# [Data in this exercise]
++++++
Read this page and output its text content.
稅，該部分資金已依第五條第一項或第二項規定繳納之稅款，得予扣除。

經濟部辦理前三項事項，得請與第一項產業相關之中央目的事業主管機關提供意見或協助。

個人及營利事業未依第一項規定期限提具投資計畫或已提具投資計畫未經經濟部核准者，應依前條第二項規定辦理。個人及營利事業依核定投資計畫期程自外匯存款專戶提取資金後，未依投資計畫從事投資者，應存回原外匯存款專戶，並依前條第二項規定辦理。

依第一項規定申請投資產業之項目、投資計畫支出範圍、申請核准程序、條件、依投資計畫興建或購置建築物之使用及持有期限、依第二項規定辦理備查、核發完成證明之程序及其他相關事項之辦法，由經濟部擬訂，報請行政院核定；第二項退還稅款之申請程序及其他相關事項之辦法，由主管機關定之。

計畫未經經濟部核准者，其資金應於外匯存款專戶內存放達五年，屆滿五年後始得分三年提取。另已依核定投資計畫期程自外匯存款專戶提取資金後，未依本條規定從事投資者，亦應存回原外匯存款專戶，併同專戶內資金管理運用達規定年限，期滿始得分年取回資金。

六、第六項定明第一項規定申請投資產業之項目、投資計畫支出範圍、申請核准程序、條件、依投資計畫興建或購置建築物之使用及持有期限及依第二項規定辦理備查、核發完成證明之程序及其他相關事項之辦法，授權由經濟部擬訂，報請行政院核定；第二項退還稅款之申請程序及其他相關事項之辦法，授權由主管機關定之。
++++++
# [Directive]
What do the records say? Quote them all exactly.

# [Completed task]
Read this page and output its text content.
稅，該部分資金已依第五條第一項或第二項規定繳納之稅款，得予扣除。

經濟部辦理前三項事項，得請與第一項產業相關之中央目的事業主管機關提供意見或協助。

個人及營利事業未依第一項規定期限提具投資計畫或已提具投資計畫未經經濟部核准者，應依前條第二項規定辦理。個人及營利事業依核定投資計畫期程自外匯存款專戶提取資金後，未依投資計畫從事投資者，應存回原外匯存款專戶，並依前條第二項規定辦理。

依第一項規定申請投資產業之項目、投資計畫支出範圍、申請核准程序、條件、依投資計畫興建或購置建築物之使用及持有期限、依第二項規定辦理備查、核發完成證明之程序及其他相關事項之辦法，由經濟部擬訂，報請行政院核定；第二項退還稅款之申請程序及其他相關事項之辦法，由主管機關定之。

計畫未經經濟部核准者，其資金應於外匯存款專戶內存放達五年，屆滿五年後始得分三年提取。另已依核定投資計畫期程自外匯存款專戶提取資金後，未依本條規定從事投資者，亦應存回原外匯存款專戶，併同專戶內資金管理運用達規定年限，期滿始得分年取回資金。

六、第六項定明第一項規定申請投資產業之項目、投資計畫支出範圍、申請核准程序、條件、依投資計畫興建或購置建築物之使用及持有期限及依第二項規定辦理備查、核發完成證明之程序及其他相關事項之辦法，授權由經濟部擬訂，報請行政院核定；第二項退還稅款之申請程序及其他相關事項之辦法，授權由主管機關定之。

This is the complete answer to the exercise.